(GOAL):
Output every record word for word.

(ENTRIES SHOWN):
* * * * * * *
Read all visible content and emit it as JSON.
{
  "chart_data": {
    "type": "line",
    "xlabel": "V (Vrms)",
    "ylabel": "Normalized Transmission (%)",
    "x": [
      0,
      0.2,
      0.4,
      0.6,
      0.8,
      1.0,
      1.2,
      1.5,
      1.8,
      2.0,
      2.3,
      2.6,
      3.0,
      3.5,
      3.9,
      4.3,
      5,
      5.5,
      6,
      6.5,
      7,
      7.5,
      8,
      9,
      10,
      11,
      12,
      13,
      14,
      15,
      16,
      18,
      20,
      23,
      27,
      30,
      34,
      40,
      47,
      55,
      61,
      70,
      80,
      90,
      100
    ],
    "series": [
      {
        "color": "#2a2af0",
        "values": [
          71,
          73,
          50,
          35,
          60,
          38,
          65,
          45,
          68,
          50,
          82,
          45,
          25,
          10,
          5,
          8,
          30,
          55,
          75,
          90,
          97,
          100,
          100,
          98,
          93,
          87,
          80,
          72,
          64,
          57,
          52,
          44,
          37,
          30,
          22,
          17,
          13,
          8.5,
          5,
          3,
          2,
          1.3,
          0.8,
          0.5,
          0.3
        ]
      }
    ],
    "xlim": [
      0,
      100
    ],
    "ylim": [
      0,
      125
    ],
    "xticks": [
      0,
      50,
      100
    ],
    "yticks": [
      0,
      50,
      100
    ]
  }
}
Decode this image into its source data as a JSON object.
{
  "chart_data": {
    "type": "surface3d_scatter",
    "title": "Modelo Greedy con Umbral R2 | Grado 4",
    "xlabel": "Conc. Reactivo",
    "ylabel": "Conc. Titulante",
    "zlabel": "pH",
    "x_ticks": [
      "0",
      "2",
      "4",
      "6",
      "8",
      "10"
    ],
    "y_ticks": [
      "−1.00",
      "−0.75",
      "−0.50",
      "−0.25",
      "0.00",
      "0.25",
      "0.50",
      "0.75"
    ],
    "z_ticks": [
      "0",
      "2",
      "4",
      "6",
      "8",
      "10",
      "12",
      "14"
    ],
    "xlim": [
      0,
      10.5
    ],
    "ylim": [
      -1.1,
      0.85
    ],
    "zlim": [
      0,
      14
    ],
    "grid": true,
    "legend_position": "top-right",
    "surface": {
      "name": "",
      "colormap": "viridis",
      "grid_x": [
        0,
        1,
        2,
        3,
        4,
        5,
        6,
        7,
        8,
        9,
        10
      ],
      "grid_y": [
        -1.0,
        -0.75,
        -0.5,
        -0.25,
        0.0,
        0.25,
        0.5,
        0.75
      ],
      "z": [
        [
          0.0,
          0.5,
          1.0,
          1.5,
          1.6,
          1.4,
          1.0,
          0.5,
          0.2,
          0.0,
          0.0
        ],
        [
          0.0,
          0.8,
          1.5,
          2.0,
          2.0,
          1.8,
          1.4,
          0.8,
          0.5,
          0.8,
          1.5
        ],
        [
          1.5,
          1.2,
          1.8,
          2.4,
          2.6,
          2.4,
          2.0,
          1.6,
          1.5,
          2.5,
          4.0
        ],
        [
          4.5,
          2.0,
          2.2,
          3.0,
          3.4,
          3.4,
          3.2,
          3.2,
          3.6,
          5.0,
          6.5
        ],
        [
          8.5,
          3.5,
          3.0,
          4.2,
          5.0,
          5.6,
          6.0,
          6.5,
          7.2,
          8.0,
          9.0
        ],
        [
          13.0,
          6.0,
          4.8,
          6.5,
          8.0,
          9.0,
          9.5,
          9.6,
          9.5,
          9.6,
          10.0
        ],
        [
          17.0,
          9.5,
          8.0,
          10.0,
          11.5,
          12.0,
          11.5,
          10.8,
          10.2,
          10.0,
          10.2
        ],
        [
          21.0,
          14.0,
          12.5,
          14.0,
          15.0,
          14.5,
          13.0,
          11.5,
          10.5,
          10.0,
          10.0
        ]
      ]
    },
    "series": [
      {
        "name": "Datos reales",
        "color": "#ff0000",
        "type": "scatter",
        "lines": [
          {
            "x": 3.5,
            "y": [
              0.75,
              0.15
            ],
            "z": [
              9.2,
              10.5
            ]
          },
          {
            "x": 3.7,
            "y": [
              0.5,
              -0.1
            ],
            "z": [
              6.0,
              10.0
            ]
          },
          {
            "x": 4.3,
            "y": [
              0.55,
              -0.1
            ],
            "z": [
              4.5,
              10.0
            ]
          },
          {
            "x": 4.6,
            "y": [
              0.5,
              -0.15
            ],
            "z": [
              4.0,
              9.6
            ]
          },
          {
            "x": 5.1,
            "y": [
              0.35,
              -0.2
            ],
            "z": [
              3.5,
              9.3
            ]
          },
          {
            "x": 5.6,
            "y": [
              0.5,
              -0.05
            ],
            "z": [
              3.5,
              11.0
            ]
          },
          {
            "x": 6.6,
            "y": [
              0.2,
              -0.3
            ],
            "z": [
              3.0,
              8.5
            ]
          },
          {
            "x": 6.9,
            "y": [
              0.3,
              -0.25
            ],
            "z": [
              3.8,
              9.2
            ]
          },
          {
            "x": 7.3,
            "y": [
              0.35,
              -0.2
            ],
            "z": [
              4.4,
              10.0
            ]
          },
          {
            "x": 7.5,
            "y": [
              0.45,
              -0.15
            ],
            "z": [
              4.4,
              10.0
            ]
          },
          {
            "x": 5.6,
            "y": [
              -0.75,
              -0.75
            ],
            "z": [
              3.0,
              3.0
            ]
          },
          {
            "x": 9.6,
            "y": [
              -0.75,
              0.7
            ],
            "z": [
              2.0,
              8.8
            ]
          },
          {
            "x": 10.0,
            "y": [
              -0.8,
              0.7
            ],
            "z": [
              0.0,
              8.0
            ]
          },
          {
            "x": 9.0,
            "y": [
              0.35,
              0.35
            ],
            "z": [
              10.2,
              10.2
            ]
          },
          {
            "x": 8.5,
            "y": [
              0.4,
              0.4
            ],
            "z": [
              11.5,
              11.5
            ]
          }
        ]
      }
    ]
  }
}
* * * * * * *
(SOLVED PROBLEM):
Read all visible content and emit it as JSON.
{
  "chart_data": {
    "type": "line",
    "xlabel": "V (Vrms)",
    "ylabel": "Normalized Transmission (%)",
    "x": [
      0,
      0.2,
      0.4,
      0.6,
      0.8,
      1.0,
      1.2,
      1.5,
      1.8,
      2.0,
      2.3,
      2.6,
      3.0,
      3.5,
      3.9,
      4.3,
      5,
      5.5,
      6,
      6.5,
      7,
      7.5,
      8,
      9,
      10,
      11,
      12,
      13,
      14,
      15,
      16,
      18,
      20,
      23,
      27,
      30,
      34,
      40,
      47,
      55,
      61,
      70,
      80,
      90,
      100
    ],
    "series": [
      {
        "color": "#2a2af0",
        "values": [
          71,
          73,
          50,
          35,
          60,
          38,
          65,
          45,
          68,
          50,
          82,
          45,
          25,
          10,
          5,
          8,
          30,
          55,
          75,
          90,
          97,
          100,
          100,
          98,
          93,
          87,
          80,
          72,
          64,
          57,
          52,
          44,
          37,
          30,
          22,
          17,
          13,
          8.5,
          5,
          3,
          2,
          1.3,
          0.8,
          0.5,
          0.3
        ]
      }
    ],
    "xlim": [
      0,
      100
    ],
    "ylim": [
      0,
      125
    ],
    "xticks": [
      0,
      50,
      100
    ],
    "yticks": [
      0,
      50,
      100
    ]
  }
}
Decode this image into its source data as a JSON object.
{
  "chart_data": {
    "type": "surface3d_scatter",
    "title": "Modelo Greedy con Umbral R2 | Grado 4",
    "xlabel": "Conc. Reactivo",
    "ylabel": "Conc. Titulante",
    "zlabel": "pH",
    "x_ticks": [
      "0",
      "2",
      "4",
      "6",
      "8",
      "10"
    ],
    "y_ticks": [
      "−1.00",
      "−0.75",
      "−0.50",
      "−0.25",
      "0.00",
      "0.25",
      "0.50",
      "0.75"
    ],
    "z_ticks": [
      "0",
      "2",
      "4",
      "6",
      "8",
      "10",
      "12",
      "14"
    ],
    "xlim": [
      0,
      10.5
    ],
    "ylim": [
      -1.1,
      0.85
    ],
    "zlim": [
      0,
      14
    ],
    "grid": true,
    "legend_position": "top-right",
    "surface": {
      "name": "",
      "colormap": "viridis",
      "grid_x": [
        0,
        1,
        2,
        3,
        4,
        5,
        6,
        7,
        8,
        9,
        10
      ],
      "grid_y": [
        -1.0,
        -0.75,
        -0.5,
        -0.25,
        0.0,
        0.25,
        0.5,
        0.75
      ],
      "z": [
        [
          0.0,
          0.5,
          1.0,
          1.5,
          1.6,
          1.4,
          1.0,
          0.5,
          0.2,
          0.0,
          0.0
        ],
        [
          0.0,
          0.8,
          1.5,
          2.0,
          2.0,
          1.8,
          1.4,
          0.8,
          0.5,
          0.8,
          1.5
        ],
        [
          1.5,
          1.2,
          1.8,
          2.4,
          2.6,
          2.4,
          2.0,
          1.6,
          1.5,
          2.5,
          4.0
        ],
        [
          4.5,
          2.0,
          2.2,
          3.0,
          3.4,
          3.4,
          3.2,
          3.2,
          3.6,
          5.0,
          6.5
        ],
        [
          8.5,
          3.5,
          3.0,
          4.2,
          5.0,
          5.6,
          6.0,
          6.5,
          7.2,
          8.0,
          9.0
        ],
        [
          13.0,
          6.0,
          4.8,
          6.5,
          8.0,
          9.0,
          9.5,
          9.6,
          9.5,
          9.6,
          10.0
        ],
        [
          17.0,
          9.5,
          8.0,
          10.0,
          11.5,
          12.0,
          11.5,
          10.8,
          10.2,
          10.0,
          10.2
        ],
        [
          21.0,
          14.0,
          12.5,
          14.0,
          15.0,
          14.5,
          13.0,
          11.5,
          10.5,
          10.0,
          10.0
        ]
      ]
    },
    "series": [
      {
        "name": "Datos reales",
        "color": "#ff0000",
        "type": "scatter",
        "lines": [
          {
            "x": 3.5,
            "y": [
              0.75,
              0.15
            ],
            "z": [
              9.2,
              10.5
            ]
          },
          {
            "x": 3.7,
            "y": [
              0.5,
              -0.1
            ],
            "z": [
              6.0,
              10.0
            ]
          },
          {
            "x": 4.3,
            "y": [
              0.55,
              -0.1
            ],
            "z": [
              4.5,
              10.0
            ]
          },
          {
            "x": 4.6,
            "y": [
              0.5,
              -0.15
            ],
            "z": [
              4.0,
              9.6
            ]
          },
          {
            "x": 5.1,
            "y": [
              0.35,
              -0.2
            ],
            "z": [
              3.5,
              9.3
            ]
          },
          {
            "x": 5.6,
            "y": [
              0.5,
              -0.05
            ],
            "z": [
              3.5,
              11.0
            ]
          },
          {
            "x": 6.6,
            "y": [
              0.2,
              -0.3
            ],
            "z": [
              3.0,
              8.5
            ]
          },
          {
            "x": 6.9,
            "y": [
              0.3,
              -0.25
            ],
            "z": [
              3.8,
              9.2
            ]
          },
          {
            "x": 7.3,
            "y": [
              0.35,
              -0.2
            ],
            "z": [
              4.4,
              10.0
            ]
          },
          {
            "x": 7.5,
            "y": [
              0.45,
              -0.15
            ],
            "z": [
              4.4,
              10.0
            ]
          },
          {
            "x": 5.6,
            "y": [
              -0.75,
              -0.75
            ],
            "z": [
              3.0,
              3.0
            ]
          },
          {
            "x": 9.6,
            "y": [
              -0.75,
              0.7
            ],
            "z": [
              2.0,
              8.8
            ]
          },
          {
            "x": 10.0,
            "y": [
              -0.8,
              0.7
            ],
            "z": [
              0.0,
              8.0
            ]
          },
          {
            "x": 9.0,
            "y": [
              0.35,
              0.35
            ],
            "z": [
              10.2,
              10.2
            ]
          },
          {
            "x": 8.5,
            "y": [
              0.4,
              0.4
            ],
            "z": [
              11.5,
              11.5
            ]
          }
        ]
      }
    ]
  }
}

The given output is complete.